* [GIVEN INSTRUCTION]: Omit the images, then output each of the records below exactly.

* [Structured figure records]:
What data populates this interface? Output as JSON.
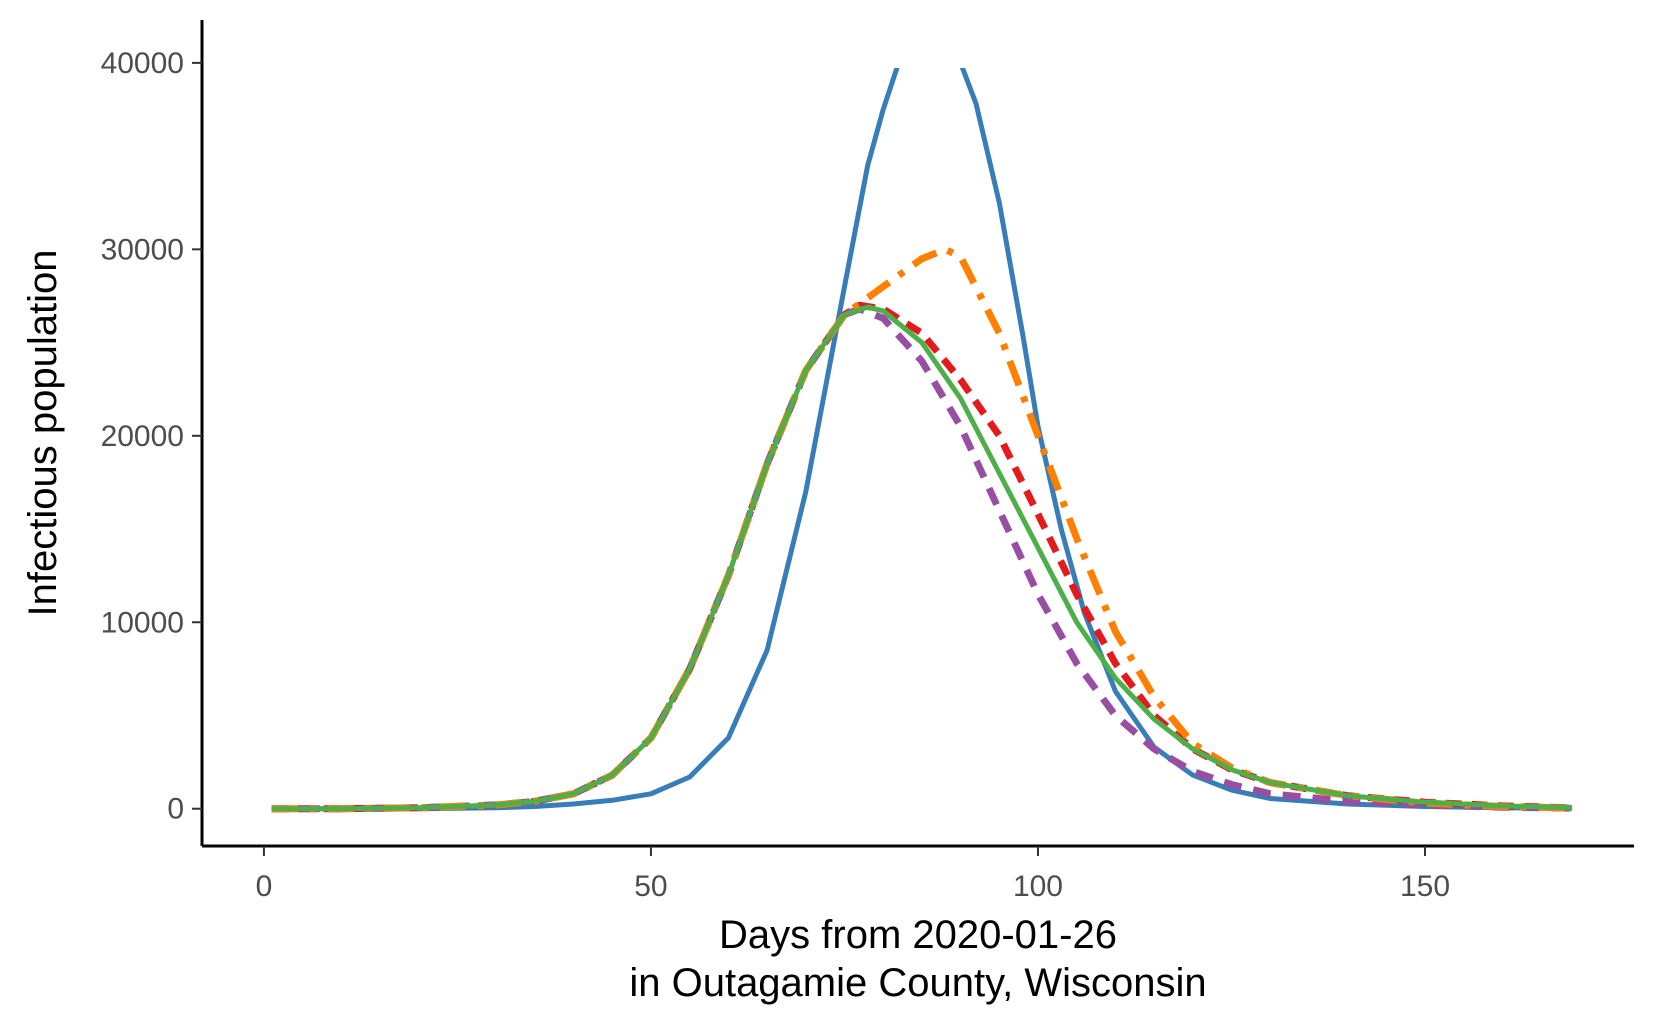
{
  "chart_data": {
    "type": "line",
    "title": "",
    "xlabel_line1": "Days from 2020-01-26",
    "xlabel_line2": "in Outagamie County, Wisconsin",
    "ylabel": "Infectious population",
    "xlim": [
      -8,
      177
    ],
    "ylim": [
      -2000,
      42300
    ],
    "x_ticks": [
      0,
      50,
      100,
      150
    ],
    "y_ticks": [
      0,
      10000,
      20000,
      30000,
      40000
    ],
    "x_tick_labels": [
      "0",
      "50",
      "100",
      "150"
    ],
    "y_tick_labels": [
      "0",
      "10000",
      "20000",
      "30000",
      "40000"
    ],
    "grid": false,
    "legend": "none",
    "series": [
      {
        "color": "#377eb8",
        "dash": "solid",
        "x": [
          1,
          10,
          20,
          30,
          35,
          40,
          45,
          50,
          55,
          60,
          65,
          70,
          75,
          78,
          80,
          82
        ],
        "y": [
          0,
          0,
          0,
          50,
          120,
          250,
          450,
          800,
          1700,
          3800,
          8500,
          17000,
          28000,
          34500,
          37500,
          40000
        ],
        "x2": [
          90,
          92,
          95,
          98,
          100,
          103,
          106,
          110,
          115,
          120,
          125,
          130,
          140,
          150,
          160,
          169
        ],
        "y2": [
          40000,
          37800,
          32500,
          25500,
          20500,
          15000,
          10500,
          6300,
          3300,
          1800,
          1000,
          550,
          250,
          120,
          50,
          20
        ]
      },
      {
        "color": "#e41a1c",
        "dash": "16,10",
        "x": [
          1,
          10,
          20,
          30,
          35,
          40,
          45,
          50,
          55,
          60,
          65,
          70,
          75,
          77,
          80,
          85,
          90,
          95,
          100,
          105,
          110,
          115,
          120,
          125,
          130,
          140,
          150,
          160,
          169
        ],
        "y": [
          0,
          0,
          50,
          200,
          400,
          800,
          1800,
          3800,
          7500,
          12500,
          18500,
          23500,
          26500,
          27000,
          26800,
          25500,
          23000,
          20000,
          15800,
          11500,
          7800,
          5000,
          3200,
          2100,
          1400,
          700,
          350,
          150,
          50
        ]
      },
      {
        "color": "#984ea3",
        "dash": "18,12",
        "x": [
          1,
          10,
          20,
          30,
          35,
          40,
          45,
          50,
          55,
          60,
          65,
          70,
          75,
          77,
          80,
          85,
          90,
          95,
          100,
          105,
          110,
          115,
          120,
          125,
          130,
          140,
          150,
          160,
          169
        ],
        "y": [
          0,
          0,
          50,
          200,
          400,
          800,
          1800,
          3800,
          7500,
          12500,
          18500,
          23500,
          26500,
          26800,
          26300,
          24000,
          20500,
          16000,
          11500,
          7800,
          5000,
          3200,
          2000,
          1300,
          800,
          400,
          200,
          80,
          30
        ]
      },
      {
        "color": "#ff7f00",
        "dash": "26,12,6,12",
        "x": [
          1,
          10,
          20,
          30,
          35,
          40,
          45,
          50,
          55,
          60,
          65,
          70,
          75,
          80,
          85,
          88,
          90,
          95,
          100,
          105,
          110,
          115,
          120,
          125,
          130,
          140,
          150,
          160,
          169
        ],
        "y": [
          0,
          0,
          50,
          200,
          400,
          800,
          1800,
          3800,
          7500,
          12500,
          18500,
          23500,
          26500,
          28000,
          29500,
          30000,
          29600,
          25500,
          20000,
          14500,
          9500,
          6000,
          3500,
          2200,
          1400,
          700,
          300,
          120,
          40
        ]
      },
      {
        "color": "#4daf4a",
        "dash": "solid",
        "x": [
          1,
          10,
          20,
          30,
          35,
          40,
          45,
          50,
          55,
          60,
          65,
          70,
          75,
          78,
          80,
          85,
          90,
          95,
          100,
          105,
          110,
          115,
          120,
          125,
          130,
          140,
          150,
          160,
          169
        ],
        "y": [
          0,
          0,
          50,
          200,
          400,
          800,
          1800,
          3800,
          7500,
          12500,
          18500,
          23500,
          26500,
          26900,
          26700,
          25000,
          22000,
          18000,
          14000,
          10000,
          7000,
          4800,
          3200,
          2100,
          1400,
          700,
          350,
          150,
          60
        ]
      }
    ]
  }
}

* [FINAL RESULT]:
What data populates this interface? Output as JSON.
{
  "chart_data": {
    "type": "line",
    "title": "",
    "xlabel_line1": "Days from 2020-01-26",
    "xlabel_line2": "in Outagamie County, Wisconsin",
    "ylabel": "Infectious population",
    "xlim": [
      -8,
      177
    ],
    "ylim": [
      -2000,
      42300
    ],
    "x_ticks": [
      0,
      50,
      100,
      150
    ],
    "y_ticks": [
      0,
      10000,
      20000,
      30000,
      40000
    ],
    "x_tick_labels": [
      "0",
      "50",
      "100",
      "150"
    ],
    "y_tick_labels": [
      "0",
      "10000",
      "20000",
      "30000",
      "40000"
    ],
    "grid": false,
    "legend": "none",
    "series": [
      {
        "color": "#377eb8",
        "dash": "solid",
        "x": [
          1,
          10,
          20,
          30,
          35,
          40,
          45,
          50,
          55,
          60,
          65,
          70,
          75,
          78,
          80,
          82
        ],
        "y": [
          0,
          0,
          0,
          50,
          120,
          250,
          450,
          800,
          1700,
          3800,
          8500,
          17000,
          28000,
          34500,
          37500,
          40000
        ],
        "x2": [
          90,
          92,
          95,
          98,
          100,
          103,
          106,
          110,
          115,
          120,
          125,
          130,
          140,
          150,
          160,
          169
        ],
        "y2": [
          40000,
          37800,
          32500,
          25500,
          20500,
          15000,
          10500,
          6300,
          3300,
          1800,
          1000,
          550,
          250,
          120,
          50,
          20
        ]
      },
      {
        "color": "#e41a1c",
        "dash": "16,10",
        "x": [
          1,
          10,
          20,
          30,
          35,
          40,
          45,
          50,
          55,
          60,
          65,
          70,
          75,
          77,
          80,
          85,
          90,
          95,
          100,
          105,
          110,
          115,
          120,
          125,
          130,
          140,
          150,
          160,
          169
        ],
        "y": [
          0,
          0,
          50,
          200,
          400,
          800,
          1800,
          3800,
          7500,
          12500,
          18500,
          23500,
          26500,
          27000,
          26800,
          25500,
          23000,
          20000,
          15800,
          11500,
          7800,
          5000,
          3200,
          2100,
          1400,
          700,
          350,
          150,
          50
        ]
      },
      {
        "color": "#984ea3",
        "dash": "18,12",
        "x": [
          1,
          10,
          20,
          30,
          35,
          40,
          45,
          50,
          55,
          60,
          65,
          70,
          75,
          77,
          80,
          85,
          90,
          95,
          100,
          105,
          110,
          115,
          120,
          125,
          130,
          140,
          150,
          160,
          169
        ],
        "y": [
          0,
          0,
          50,
          200,
          400,
          800,
          1800,
          3800,
          7500,
          12500,
          18500,
          23500,
          26500,
          26800,
          26300,
          24000,
          20500,
          16000,
          11500,
          7800,
          5000,
          3200,
          2000,
          1300,
          800,
          400,
          200,
          80,
          30
        ]
      },
      {
        "color": "#ff7f00",
        "dash": "26,12,6,12",
        "x": [
          1,
          10,
          20,
          30,
          35,
          40,
          45,
          50,
          55,
          60,
          65,
          70,
          75,
          80,
          85,
          88,
          90,
          95,
          100,
          105,
          110,
          115,
          120,
          125,
          130,
          140,
          150,
          160,
          169
        ],
        "y": [
          0,
          0,
          50,
          200,
          400,
          800,
          1800,
          3800,
          7500,
          12500,
          18500,
          23500,
          26500,
          28000,
          29500,
          30000,
          29600,
          25500,
          20000,
          14500,
          9500,
          6000,
          3500,
          2200,
          1400,
          700,
          300,
          120,
          40
        ]
      },
      {
        "color": "#4daf4a",
        "dash": "solid",
        "x": [
          1,
          10,
          20,
          30,
          35,
          40,
          45,
          50,
          55,
          60,
          65,
          70,
          75,
          78,
          80,
          85,
          90,
          95,
          100,
          105,
          110,
          115,
          120,
          125,
          130,
          140,
          150,
          160,
          169
        ],
        "y": [
          0,
          0,
          50,
          200,
          400,
          800,
          1800,
          3800,
          7500,
          12500,
          18500,
          23500,
          26500,
          26900,
          26700,
          25000,
          22000,
          18000,
          14000,
          10000,
          7000,
          4800,
          3200,
          2100,
          1400,
          700,
          350,
          150,
          60
        ]
      }
    ]
  }
}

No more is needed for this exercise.